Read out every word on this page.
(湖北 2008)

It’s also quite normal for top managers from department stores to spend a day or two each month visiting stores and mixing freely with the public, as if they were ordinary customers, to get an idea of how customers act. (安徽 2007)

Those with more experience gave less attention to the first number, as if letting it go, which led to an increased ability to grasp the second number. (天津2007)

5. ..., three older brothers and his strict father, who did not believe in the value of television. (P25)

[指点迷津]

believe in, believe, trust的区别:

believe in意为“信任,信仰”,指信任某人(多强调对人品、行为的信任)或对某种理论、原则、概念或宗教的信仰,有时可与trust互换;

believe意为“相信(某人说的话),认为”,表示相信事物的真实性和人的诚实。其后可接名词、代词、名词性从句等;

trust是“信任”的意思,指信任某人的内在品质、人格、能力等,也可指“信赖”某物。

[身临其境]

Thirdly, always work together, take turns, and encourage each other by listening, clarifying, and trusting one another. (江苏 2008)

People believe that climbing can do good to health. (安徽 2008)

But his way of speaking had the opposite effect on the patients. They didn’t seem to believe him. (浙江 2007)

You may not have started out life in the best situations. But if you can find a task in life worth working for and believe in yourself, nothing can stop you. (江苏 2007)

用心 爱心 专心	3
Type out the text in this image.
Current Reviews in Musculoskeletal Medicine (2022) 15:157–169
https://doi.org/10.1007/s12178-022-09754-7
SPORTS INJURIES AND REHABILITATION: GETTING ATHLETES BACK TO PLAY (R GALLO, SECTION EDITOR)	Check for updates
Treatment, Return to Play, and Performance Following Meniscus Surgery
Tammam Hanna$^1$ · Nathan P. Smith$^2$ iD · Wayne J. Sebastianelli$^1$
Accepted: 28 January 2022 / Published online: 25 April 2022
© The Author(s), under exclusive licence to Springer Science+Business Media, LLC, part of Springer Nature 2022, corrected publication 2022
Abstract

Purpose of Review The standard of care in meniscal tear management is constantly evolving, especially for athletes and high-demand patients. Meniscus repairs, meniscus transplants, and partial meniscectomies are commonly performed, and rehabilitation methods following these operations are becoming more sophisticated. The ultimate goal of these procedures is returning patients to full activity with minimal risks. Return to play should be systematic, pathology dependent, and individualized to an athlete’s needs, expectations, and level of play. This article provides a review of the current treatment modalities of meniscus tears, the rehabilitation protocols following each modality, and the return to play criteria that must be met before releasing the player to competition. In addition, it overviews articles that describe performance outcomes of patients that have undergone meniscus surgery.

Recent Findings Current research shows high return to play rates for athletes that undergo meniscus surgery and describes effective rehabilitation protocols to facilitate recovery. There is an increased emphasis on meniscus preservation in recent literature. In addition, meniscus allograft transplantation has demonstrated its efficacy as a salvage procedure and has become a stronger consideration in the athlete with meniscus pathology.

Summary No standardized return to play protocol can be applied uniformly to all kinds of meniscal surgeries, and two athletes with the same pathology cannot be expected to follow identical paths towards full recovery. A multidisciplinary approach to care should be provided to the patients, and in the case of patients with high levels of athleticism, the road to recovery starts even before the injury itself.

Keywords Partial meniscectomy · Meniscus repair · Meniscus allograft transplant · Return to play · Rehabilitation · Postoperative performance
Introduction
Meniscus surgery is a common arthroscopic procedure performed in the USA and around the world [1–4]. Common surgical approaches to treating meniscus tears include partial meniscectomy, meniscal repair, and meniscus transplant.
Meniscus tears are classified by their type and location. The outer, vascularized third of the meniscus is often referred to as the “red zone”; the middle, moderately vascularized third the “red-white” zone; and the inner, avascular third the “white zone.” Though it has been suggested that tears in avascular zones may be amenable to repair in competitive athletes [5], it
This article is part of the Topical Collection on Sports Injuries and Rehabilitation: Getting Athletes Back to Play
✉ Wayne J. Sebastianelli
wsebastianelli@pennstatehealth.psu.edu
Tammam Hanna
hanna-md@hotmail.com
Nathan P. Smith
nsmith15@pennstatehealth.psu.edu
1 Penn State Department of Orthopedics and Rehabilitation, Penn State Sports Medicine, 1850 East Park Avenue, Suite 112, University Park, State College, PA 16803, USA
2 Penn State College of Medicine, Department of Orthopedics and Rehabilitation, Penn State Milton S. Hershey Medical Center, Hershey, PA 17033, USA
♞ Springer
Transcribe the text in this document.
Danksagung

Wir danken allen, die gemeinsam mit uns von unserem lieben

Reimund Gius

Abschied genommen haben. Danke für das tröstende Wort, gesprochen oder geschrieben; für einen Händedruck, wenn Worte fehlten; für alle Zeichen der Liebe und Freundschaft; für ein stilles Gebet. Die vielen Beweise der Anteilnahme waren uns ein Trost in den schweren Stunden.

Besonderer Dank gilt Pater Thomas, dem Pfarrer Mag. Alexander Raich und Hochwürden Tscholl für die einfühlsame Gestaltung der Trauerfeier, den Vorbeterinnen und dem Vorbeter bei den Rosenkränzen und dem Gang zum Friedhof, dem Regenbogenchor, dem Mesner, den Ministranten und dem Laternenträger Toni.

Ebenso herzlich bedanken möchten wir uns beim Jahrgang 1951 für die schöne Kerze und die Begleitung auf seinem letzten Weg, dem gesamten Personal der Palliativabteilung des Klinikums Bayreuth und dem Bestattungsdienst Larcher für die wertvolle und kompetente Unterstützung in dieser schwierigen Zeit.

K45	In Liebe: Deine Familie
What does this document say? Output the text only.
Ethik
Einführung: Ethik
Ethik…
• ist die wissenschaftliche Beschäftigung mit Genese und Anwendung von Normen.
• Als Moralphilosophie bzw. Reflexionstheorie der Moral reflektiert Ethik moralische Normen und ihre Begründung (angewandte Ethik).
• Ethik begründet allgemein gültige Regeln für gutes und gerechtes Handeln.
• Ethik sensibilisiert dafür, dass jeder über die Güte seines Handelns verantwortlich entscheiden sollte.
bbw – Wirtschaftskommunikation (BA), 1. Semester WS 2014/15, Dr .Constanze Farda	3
════════════════════
[EXERCISE DIRECTIONS]
Every entry must be duplicated exactly as it stands.

[TASK SOLUTION]
Read out every word on this page.
(湖北 2008)

It’s also quite normal for top managers from department stores to spend a day or two each month visiting stores and mixing freely with the public, as if they were ordinary customers, to get an idea of how customers act. (安徽 2007)

Those with more experience gave less attention to the first number, as if letting it go, which led to an increased ability to grasp the second number. (天津2007)

5. ..., three older brothers and his strict father, who did not believe in the value of television. (P25)

[指点迷津]

believe in, believe, trust的区别:

believe in意为“信任,信仰”,指信任某人(多强调对人品、行为的信任)或对某种理论、原则、概念或宗教的信仰,有时可与trust互换;

believe意为“相信(某人说的话),认为”,表示相信事物的真实性和人的诚实。其后可接名词、代词、名词性从句等;

trust是“信任”的意思,指信任某人的内在品质、人格、能力等,也可指“信赖”某物。

[身临其境]

Thirdly, always work together, take turns, and encourage each other by listening, clarifying, and trusting one another. (江苏 2008)

People believe that climbing can do good to health. (安徽 2008)

But his way of speaking had the opposite effect on the patients. They didn’t seem to believe him. (浙江 2007)

You may not have started out life in the best situations. But if you can find a task in life worth working for and believe in yourself, nothing can stop you. (江苏 2007)

用心 爱心 专心	3
Type out the text in this image.
Current Reviews in Musculoskeletal Medicine (2022) 15:157–169
https://doi.org/10.1007/s12178-022-09754-7
SPORTS INJURIES AND REHABILITATION: GETTING ATHLETES BACK TO PLAY (R GALLO, SECTION EDITOR)	Check for updates
Treatment, Return to Play, and Performance Following Meniscus Surgery
Tammam Hanna$^1$ · Nathan P. Smith$^2$ iD · Wayne J. Sebastianelli$^1$
Accepted: 28 January 2022 / Published online: 25 April 2022
© The Author(s), under exclusive licence to Springer Science+Business Media, LLC, part of Springer Nature 2022, corrected publication 2022
Abstract

Purpose of Review The standard of care in meniscal tear management is constantly evolving, especially for athletes and high-demand patients. Meniscus repairs, meniscus transplants, and partial meniscectomies are commonly performed, and rehabilitation methods following these operations are becoming more sophisticated. The ultimate goal of these procedures is returning patients to full activity with minimal risks. Return to play should be systematic, pathology dependent, and individualized to an athlete’s needs, expectations, and level of play. This article provides a review of the current treatment modalities of meniscus tears, the rehabilitation protocols following each modality, and the return to play criteria that must be met before releasing the player to competition. In addition, it overviews articles that describe performance outcomes of patients that have undergone meniscus surgery.

Recent Findings Current research shows high return to play rates for athletes that undergo meniscus surgery and describes effective rehabilitation protocols to facilitate recovery. There is an increased emphasis on meniscus preservation in recent literature. In addition, meniscus allograft transplantation has demonstrated its efficacy as a salvage procedure and has become a stronger consideration in the athlete with meniscus pathology.

Summary No standardized return to play protocol can be applied uniformly to all kinds of meniscal surgeries, and two athletes with the same pathology cannot be expected to follow identical paths towards full recovery. A multidisciplinary approach to care should be provided to the patients, and in the case of patients with high levels of athleticism, the road to recovery starts even before the injury itself.

Keywords Partial meniscectomy · Meniscus repair · Meniscus allograft transplant · Return to play · Rehabilitation · Postoperative performance
Introduction
Meniscus surgery is a common arthroscopic procedure performed in the USA and around the world [1–4]. Common surgical approaches to treating meniscus tears include partial meniscectomy, meniscal repair, and meniscus transplant.
Meniscus tears are classified by their type and location. The outer, vascularized third of the meniscus is often referred to as the “red zone”; the middle, moderately vascularized third the “red-white” zone; and the inner, avascular third the “white zone.” Though it has been suggested that tears in avascular zones may be amenable to repair in competitive athletes [5], it
This article is part of the Topical Collection on Sports Injuries and Rehabilitation: Getting Athletes Back to Play
✉ Wayne J. Sebastianelli
wsebastianelli@pennstatehealth.psu.edu
Tammam Hanna
hanna-md@hotmail.com
Nathan P. Smith
nsmith15@pennstatehealth.psu.edu
1 Penn State Department of Orthopedics and Rehabilitation, Penn State Sports Medicine, 1850 East Park Avenue, Suite 112, University Park, State College, PA 16803, USA
2 Penn State College of Medicine, Department of Orthopedics and Rehabilitation, Penn State Milton S. Hershey Medical Center, Hershey, PA 17033, USA
♞ Springer
Transcribe the text in this document.
Danksagung

Wir danken allen, die gemeinsam mit uns von unserem lieben

Reimund Gius

Abschied genommen haben. Danke für das tröstende Wort, gesprochen oder geschrieben; für einen Händedruck, wenn Worte fehlten; für alle Zeichen der Liebe und Freundschaft; für ein stilles Gebet. Die vielen Beweise der Anteilnahme waren uns ein Trost in den schweren Stunden.

Besonderer Dank gilt Pater Thomas, dem Pfarrer Mag. Alexander Raich und Hochwürden Tscholl für die einfühlsame Gestaltung der Trauerfeier, den Vorbeterinnen und dem Vorbeter bei den Rosenkränzen und dem Gang zum Friedhof, dem Regenbogenchor, dem Mesner, den Ministranten und dem Laternenträger Toni.

Ebenso herzlich bedanken möchten wir uns beim Jahrgang 1951 für die schöne Kerze und die Begleitung auf seinem letzten Weg, dem gesamten Personal der Palliativabteilung des Klinikums Bayreuth und dem Bestattungsdienst Larcher für die wertvolle und kompetente Unterstützung in dieser schwierigen Zeit.

K45	In Liebe: Deine Familie
What does this document say? Output the text only.
Ethik
Einführung: Ethik
Ethik…
• ist die wissenschaftliche Beschäftigung mit Genese und Anwendung von Normen.
• Als Moralphilosophie bzw. Reflexionstheorie der Moral reflektiert Ethik moralische Normen und ihre Begründung (angewandte Ethik).
• Ethik begründet allgemein gültige Regeln für gutes und gerechtes Handeln.
• Ethik sensibilisiert dafür, dass jeder über die Güte seines Handelns verantwortlich entscheiden sollte.
bbw – Wirtschaftskommunikation (BA), 1. Semester WS 2014/15, Dr .Constanze Farda	3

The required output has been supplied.